Tasks to carry out -
(a) Summarize the excerpt on Jaume Plensa and silence in two sentences.
(b) Answer these questions on the excerpt about Jaume Plensa and silence:
(i) Which two things are named as the essential pillars of wisdom?
(ii) In which work did John Cage refer to his "Credo"?
(iii) What sound does Plensa record at several points of his body?

Excerpt provided -
Silence and meditation are the two essential pillars of wisdom, of the great ritual, religious and philosophical systems. The important thing is that they are also the touchstones of the word, its nutritious and primary space. Only the word can unveil the reverse side of language, its void, where language itself originates.

However, in Plensa, this experience, located beyond human nature, emerges from the most intimate interiority. The impossibility of silence is the reverse side of the inescapable noise of our unrelenting flow of language and of our body, which insofar as it possesses the force of life, cannot silence the noise it produces: "The recording of the sound produced by blood in several points of my body is a clear invitation to the spectator to share the impossibility of silence with me."17

In a converging sense, although referring specifically to his "Credo" in "The Future of Music", John Cage wrote: "Wherever we are, what we mostly hear is noise. When we ignore it, it disturbs us. When we listen to it, we Find it fascinating."18

We arrive at the end of our journey: the search for the plastic and poetic representation of the opposites, the nervous system of Jaume Plensa takes us to the reverse side, to what internally constitutes reality. Matter is not inert, it is full of life. Time revolves around itself: we must abandon the pretense of a linear development and perceive its transitory and fleeting dimension in the sediment of years and ages. Silence is unattainable.

Silence is unattainable. Only by conjuring the innocent sleep, the balmy sleep may we enter its territory. It is there that we reach: questions, questions, sculpture as a radical questioning, with the work of Jaume Plensa, the abolition of time, of causality, of space. Where we have completed the king’s death. The killing of sleep.



1, 2, 3, 4, 5. Jaume Plensa (1999): "A Conversation with Jaume Plensa" by Javier Aiguabella in the Jaume Plensa catalogue; Tamada Projects Corporation, Tokyo.

Extracted entries -
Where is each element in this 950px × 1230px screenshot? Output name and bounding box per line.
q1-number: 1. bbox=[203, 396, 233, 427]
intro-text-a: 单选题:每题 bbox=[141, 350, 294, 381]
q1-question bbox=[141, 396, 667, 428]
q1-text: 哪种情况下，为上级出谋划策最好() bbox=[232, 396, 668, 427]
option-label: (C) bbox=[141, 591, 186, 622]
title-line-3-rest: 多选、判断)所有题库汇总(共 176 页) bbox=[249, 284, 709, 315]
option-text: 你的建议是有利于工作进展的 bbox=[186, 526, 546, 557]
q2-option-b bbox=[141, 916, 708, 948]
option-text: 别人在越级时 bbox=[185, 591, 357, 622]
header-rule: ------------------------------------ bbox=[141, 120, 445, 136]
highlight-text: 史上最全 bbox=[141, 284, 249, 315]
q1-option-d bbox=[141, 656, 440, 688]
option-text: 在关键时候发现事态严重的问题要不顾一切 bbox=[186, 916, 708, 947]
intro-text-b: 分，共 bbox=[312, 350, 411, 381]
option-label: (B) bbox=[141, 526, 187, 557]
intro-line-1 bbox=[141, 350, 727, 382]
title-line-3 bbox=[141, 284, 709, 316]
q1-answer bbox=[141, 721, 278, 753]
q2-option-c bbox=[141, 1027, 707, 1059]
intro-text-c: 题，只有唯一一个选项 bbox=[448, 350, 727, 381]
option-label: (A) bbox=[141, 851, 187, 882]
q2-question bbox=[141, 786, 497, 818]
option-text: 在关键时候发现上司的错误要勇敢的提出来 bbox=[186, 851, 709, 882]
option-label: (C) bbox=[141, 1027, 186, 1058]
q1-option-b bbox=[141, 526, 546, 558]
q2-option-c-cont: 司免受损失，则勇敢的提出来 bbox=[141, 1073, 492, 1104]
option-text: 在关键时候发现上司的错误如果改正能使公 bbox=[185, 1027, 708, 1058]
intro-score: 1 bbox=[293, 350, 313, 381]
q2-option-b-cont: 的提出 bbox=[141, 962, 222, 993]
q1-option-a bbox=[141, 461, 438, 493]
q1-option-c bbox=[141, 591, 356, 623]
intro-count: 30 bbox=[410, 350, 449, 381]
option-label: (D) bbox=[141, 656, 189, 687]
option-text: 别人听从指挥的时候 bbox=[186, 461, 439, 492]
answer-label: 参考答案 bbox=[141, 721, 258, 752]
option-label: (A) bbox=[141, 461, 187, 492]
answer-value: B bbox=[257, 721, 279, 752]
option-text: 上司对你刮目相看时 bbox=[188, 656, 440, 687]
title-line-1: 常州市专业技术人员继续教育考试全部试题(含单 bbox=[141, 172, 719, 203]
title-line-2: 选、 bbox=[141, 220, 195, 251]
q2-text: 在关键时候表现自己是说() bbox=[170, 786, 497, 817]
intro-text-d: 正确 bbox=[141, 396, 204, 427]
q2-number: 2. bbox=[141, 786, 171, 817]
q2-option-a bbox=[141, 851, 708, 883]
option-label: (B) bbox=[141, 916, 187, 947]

Solution set -
(a) The excerpt calls silence and meditation pillars of wisdom and the primary space of the word. It says that in Plensa's work silence is impossible because the body keeps making noise, such as the sound of blood he records, and it links this to John Cage's remarks on noise before concluding that matter is full of life, time is not linear, and silence is unattainable.

(b)
(i) Silence and meditation.
(ii) "The Future of Music".
(iii) The sound produced by blood.